> TASK REQUIREMENTS
Please write out exactly the lines that begin at the line containing "Transcribe this image's" and run to the end of the records.

> DATASET EXTRACT

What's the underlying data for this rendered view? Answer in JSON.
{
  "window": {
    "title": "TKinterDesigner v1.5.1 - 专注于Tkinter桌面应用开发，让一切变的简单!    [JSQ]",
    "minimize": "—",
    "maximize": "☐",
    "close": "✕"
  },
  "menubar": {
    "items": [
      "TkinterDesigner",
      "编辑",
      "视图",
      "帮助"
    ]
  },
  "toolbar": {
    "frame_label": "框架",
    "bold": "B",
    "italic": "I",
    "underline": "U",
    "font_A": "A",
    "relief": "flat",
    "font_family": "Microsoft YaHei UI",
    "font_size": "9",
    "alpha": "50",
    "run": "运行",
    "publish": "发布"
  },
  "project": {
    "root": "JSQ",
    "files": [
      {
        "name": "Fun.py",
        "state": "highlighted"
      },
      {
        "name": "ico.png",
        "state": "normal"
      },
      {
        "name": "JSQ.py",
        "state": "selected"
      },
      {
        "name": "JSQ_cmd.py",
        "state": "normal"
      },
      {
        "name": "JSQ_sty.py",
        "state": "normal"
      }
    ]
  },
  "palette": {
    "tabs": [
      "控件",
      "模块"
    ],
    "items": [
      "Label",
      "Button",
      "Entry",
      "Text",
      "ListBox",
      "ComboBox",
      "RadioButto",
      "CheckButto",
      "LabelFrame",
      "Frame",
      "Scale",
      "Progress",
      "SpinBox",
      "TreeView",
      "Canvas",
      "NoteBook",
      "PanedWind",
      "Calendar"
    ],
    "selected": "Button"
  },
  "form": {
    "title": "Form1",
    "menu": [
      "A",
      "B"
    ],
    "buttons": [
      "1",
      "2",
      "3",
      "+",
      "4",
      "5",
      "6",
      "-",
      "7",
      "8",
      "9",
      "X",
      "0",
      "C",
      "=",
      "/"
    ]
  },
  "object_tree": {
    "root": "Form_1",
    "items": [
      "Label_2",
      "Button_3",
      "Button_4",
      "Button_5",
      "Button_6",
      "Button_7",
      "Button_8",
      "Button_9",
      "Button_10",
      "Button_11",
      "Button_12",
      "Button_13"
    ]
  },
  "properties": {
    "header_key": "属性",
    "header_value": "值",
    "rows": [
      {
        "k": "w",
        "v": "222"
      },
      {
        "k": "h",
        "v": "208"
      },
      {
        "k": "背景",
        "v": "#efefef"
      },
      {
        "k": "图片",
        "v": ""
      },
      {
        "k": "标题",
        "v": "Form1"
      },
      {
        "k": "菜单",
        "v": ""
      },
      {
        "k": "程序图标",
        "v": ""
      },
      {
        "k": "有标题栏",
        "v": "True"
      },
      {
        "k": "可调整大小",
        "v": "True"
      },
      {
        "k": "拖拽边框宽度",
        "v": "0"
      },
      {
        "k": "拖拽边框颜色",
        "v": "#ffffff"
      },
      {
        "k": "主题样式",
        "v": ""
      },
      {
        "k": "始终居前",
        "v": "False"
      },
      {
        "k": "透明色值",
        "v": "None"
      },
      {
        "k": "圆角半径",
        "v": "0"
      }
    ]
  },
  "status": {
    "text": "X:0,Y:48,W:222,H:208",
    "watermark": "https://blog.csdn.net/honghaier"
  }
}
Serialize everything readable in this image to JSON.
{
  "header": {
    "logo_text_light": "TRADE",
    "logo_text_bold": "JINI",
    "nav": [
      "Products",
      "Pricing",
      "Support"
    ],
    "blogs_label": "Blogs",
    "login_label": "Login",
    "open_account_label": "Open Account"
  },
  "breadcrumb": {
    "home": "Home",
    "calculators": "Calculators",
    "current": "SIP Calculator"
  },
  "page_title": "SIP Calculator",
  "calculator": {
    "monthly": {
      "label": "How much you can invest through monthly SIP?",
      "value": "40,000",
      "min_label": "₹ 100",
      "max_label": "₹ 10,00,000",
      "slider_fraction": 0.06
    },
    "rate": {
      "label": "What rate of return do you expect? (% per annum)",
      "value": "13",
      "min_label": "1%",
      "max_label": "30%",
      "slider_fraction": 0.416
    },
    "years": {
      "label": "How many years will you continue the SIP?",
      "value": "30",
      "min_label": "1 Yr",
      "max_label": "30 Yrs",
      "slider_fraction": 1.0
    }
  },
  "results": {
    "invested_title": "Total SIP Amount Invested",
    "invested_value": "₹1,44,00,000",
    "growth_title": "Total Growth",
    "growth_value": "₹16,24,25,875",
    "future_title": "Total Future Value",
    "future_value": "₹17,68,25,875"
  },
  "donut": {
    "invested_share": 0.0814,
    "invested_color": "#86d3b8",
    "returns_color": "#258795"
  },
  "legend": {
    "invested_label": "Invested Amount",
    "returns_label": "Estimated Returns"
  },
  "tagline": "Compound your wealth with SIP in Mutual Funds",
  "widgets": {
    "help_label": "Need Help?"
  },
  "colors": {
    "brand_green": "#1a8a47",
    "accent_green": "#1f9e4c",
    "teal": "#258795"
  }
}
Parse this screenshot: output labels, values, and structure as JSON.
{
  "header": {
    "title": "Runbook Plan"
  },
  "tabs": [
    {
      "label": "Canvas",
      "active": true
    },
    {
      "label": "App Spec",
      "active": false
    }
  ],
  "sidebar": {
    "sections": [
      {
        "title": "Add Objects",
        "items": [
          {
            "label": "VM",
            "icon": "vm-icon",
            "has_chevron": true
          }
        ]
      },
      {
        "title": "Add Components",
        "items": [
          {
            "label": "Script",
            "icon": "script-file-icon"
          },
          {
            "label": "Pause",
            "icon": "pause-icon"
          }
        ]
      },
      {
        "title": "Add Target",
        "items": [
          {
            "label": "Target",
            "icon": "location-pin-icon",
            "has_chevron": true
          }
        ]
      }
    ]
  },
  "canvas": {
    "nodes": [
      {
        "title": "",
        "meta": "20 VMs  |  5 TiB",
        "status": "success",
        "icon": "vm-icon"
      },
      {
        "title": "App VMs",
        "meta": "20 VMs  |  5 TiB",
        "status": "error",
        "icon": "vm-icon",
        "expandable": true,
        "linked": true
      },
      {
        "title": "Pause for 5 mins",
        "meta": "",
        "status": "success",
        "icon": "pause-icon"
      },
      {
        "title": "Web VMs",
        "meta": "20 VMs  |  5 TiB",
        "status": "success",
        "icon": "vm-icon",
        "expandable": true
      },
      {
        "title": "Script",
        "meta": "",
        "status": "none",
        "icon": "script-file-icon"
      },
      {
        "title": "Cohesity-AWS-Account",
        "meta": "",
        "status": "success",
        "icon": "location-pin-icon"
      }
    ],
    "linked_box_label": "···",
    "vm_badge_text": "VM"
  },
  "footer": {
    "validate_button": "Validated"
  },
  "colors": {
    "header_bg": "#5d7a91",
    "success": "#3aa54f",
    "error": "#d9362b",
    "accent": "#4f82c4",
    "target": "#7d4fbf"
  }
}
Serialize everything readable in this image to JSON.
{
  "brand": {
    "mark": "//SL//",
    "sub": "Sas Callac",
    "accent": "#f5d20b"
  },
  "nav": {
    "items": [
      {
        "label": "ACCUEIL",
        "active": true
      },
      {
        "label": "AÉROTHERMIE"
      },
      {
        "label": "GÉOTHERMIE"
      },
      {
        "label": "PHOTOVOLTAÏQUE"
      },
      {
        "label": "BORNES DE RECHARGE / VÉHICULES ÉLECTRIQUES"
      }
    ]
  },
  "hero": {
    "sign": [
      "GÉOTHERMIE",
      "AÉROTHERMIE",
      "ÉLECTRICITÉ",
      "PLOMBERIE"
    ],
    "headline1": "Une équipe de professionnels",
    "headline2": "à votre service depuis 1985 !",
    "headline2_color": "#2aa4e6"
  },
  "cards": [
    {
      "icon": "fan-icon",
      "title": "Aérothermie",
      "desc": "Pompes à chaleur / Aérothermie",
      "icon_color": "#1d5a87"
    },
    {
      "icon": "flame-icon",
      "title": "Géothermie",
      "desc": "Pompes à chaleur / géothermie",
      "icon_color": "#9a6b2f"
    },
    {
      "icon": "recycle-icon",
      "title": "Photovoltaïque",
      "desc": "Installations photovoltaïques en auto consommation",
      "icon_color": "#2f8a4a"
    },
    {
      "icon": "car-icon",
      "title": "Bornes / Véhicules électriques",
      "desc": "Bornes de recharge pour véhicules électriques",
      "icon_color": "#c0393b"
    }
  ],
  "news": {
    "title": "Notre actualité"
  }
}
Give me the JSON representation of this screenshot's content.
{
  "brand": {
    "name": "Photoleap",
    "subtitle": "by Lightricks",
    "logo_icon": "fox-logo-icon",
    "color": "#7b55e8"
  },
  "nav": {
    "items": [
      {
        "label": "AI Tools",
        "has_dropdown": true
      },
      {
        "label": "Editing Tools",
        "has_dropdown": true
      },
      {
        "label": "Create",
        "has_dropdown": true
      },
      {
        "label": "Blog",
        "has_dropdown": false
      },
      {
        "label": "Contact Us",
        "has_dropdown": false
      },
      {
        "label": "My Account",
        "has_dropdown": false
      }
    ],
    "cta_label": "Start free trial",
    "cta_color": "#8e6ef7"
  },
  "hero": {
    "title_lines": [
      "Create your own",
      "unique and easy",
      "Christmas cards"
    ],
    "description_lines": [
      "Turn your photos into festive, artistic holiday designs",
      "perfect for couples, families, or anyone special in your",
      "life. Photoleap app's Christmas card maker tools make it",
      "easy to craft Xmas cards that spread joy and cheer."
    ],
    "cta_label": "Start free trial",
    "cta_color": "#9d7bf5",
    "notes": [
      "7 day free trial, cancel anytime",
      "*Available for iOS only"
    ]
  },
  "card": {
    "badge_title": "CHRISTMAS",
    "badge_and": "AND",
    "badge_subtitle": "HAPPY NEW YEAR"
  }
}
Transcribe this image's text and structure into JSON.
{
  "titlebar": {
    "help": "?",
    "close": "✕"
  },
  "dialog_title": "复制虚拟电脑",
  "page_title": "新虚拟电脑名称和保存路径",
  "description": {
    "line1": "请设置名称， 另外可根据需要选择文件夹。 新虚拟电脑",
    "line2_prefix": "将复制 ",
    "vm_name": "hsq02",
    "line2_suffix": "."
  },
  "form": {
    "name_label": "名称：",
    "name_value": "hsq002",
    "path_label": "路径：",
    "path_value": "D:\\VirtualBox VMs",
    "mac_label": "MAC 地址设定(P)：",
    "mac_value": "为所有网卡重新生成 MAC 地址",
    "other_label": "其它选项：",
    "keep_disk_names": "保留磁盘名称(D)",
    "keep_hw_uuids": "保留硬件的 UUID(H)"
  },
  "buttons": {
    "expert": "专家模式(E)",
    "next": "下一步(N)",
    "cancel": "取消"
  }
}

> RESPONSE TO THE EXERCISE
Transcribe this image's text and structure into JSON.
{
  "titlebar": {
    "help": "?",
    "close": "✕"
  },
  "dialog_title": "复制虚拟电脑",
  "page_title": "新虚拟电脑名称和保存路径",
  "description": {
    "line1": "请设置名称， 另外可根据需要选择文件夹。 新虚拟电脑",
    "line2_prefix": "将复制 ",
    "vm_name": "hsq02",
    "line2_suffix": "."
  },
  "form": {
    "name_label": "名称：",
    "name_value": "hsq002",
    "path_label": "路径：",
    "path_value": "D:\\VirtualBox VMs",
    "mac_label": "MAC 地址设定(P)：",
    "mac_value": "为所有网卡重新生成 MAC 地址",
    "other_label": "其它选项：",
    "keep_disk_names": "保留磁盘名称(D)",
    "keep_hw_uuids": "保留硬件的 UUID(H)"
  },
  "buttons": {
    "expert": "专家模式(E)",
    "next": "下一步(N)",
    "cancel": "取消"
  }
}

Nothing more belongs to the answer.